■ Stored items ■
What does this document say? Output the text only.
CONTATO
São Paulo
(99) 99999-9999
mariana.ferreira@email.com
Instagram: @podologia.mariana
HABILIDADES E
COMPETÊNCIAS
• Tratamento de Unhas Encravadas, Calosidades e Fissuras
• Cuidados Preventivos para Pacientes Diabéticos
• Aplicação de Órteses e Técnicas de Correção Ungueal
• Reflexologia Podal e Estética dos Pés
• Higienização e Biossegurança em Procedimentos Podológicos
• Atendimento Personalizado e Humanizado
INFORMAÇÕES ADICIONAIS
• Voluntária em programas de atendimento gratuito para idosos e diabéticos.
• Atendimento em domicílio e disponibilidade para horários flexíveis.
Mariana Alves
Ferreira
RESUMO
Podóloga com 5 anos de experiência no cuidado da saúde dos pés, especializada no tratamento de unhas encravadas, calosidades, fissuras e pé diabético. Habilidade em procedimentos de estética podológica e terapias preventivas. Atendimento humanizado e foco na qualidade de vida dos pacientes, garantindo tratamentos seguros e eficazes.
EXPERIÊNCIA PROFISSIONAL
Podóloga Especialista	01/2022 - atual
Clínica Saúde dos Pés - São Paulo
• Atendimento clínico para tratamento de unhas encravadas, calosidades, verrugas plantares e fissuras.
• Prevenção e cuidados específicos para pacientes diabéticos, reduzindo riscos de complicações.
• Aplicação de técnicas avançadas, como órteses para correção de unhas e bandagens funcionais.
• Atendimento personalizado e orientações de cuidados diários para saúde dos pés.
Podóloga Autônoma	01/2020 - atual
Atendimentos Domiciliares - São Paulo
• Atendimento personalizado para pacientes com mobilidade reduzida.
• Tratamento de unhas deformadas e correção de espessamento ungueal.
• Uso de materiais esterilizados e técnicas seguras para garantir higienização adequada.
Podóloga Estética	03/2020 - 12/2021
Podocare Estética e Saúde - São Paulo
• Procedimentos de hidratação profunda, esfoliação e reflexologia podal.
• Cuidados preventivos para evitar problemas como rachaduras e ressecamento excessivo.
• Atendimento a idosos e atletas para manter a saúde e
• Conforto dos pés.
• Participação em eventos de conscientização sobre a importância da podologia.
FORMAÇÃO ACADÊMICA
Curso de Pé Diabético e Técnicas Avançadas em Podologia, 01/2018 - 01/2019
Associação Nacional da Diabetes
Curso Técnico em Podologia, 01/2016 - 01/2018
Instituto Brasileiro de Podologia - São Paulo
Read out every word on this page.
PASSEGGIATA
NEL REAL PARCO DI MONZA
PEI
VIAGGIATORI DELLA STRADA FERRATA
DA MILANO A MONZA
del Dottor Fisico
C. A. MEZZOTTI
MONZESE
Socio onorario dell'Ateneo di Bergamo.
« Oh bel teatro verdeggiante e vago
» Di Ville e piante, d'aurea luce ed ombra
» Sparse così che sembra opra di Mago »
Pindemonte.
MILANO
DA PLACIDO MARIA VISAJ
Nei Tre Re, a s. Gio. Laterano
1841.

■ STATED GOAL ■
Reproduce the listing shown above in its entirety, exactly.

■ COMPLETED TASK ■
What does this document say? Output the text only.
CONTATO
São Paulo
(99) 99999-9999
mariana.ferreira@email.com
Instagram: @podologia.mariana
HABILIDADES E
COMPETÊNCIAS
• Tratamento de Unhas Encravadas, Calosidades e Fissuras
• Cuidados Preventivos para Pacientes Diabéticos
• Aplicação de Órteses e Técnicas de Correção Ungueal
• Reflexologia Podal e Estética dos Pés
• Higienização e Biossegurança em Procedimentos Podológicos
• Atendimento Personalizado e Humanizado
INFORMAÇÕES ADICIONAIS
• Voluntária em programas de atendimento gratuito para idosos e diabéticos.
• Atendimento em domicílio e disponibilidade para horários flexíveis.
Mariana Alves
Ferreira
RESUMO
Podóloga com 5 anos de experiência no cuidado da saúde dos pés, especializada no tratamento de unhas encravadas, calosidades, fissuras e pé diabético. Habilidade em procedimentos de estética podológica e terapias preventivas. Atendimento humanizado e foco na qualidade de vida dos pacientes, garantindo tratamentos seguros e eficazes.
EXPERIÊNCIA PROFISSIONAL
Podóloga Especialista	01/2022 - atual
Clínica Saúde dos Pés - São Paulo
• Atendimento clínico para tratamento de unhas encravadas, calosidades, verrugas plantares e fissuras.
• Prevenção e cuidados específicos para pacientes diabéticos, reduzindo riscos de complicações.
• Aplicação de técnicas avançadas, como órteses para correção de unhas e bandagens funcionais.
• Atendimento personalizado e orientações de cuidados diários para saúde dos pés.
Podóloga Autônoma	01/2020 - atual
Atendimentos Domiciliares - São Paulo
• Atendimento personalizado para pacientes com mobilidade reduzida.
• Tratamento de unhas deformadas e correção de espessamento ungueal.
• Uso de materiais esterilizados e técnicas seguras para garantir higienização adequada.
Podóloga Estética	03/2020 - 12/2021
Podocare Estética e Saúde - São Paulo
• Procedimentos de hidratação profunda, esfoliação e reflexologia podal.
• Cuidados preventivos para evitar problemas como rachaduras e ressecamento excessivo.
• Atendimento a idosos e atletas para manter a saúde e
• Conforto dos pés.
• Participação em eventos de conscientização sobre a importância da podologia.
FORMAÇÃO ACADÊMICA
Curso de Pé Diabético e Técnicas Avançadas em Podologia, 01/2018 - 01/2019
Associação Nacional da Diabetes
Curso Técnico em Podologia, 01/2016 - 01/2018
Instituto Brasileiro de Podologia - São Paulo
Read out every word on this page.
PASSEGGIATA
NEL REAL PARCO DI MONZA
PEI
VIAGGIATORI DELLA STRADA FERRATA
DA MILANO A MONZA
del Dottor Fisico
C. A. MEZZOTTI
MONZESE
Socio onorario dell'Ateneo di Bergamo.
« Oh bel teatro verdeggiante e vago
» Di Ville e piante, d'aurea luce ed ombra
» Sparse così che sembra opra di Mago »
Pindemonte.
MILANO
DA PLACIDO MARIA VISAJ
Nei Tre Re, a s. Gio. Laterano
1841.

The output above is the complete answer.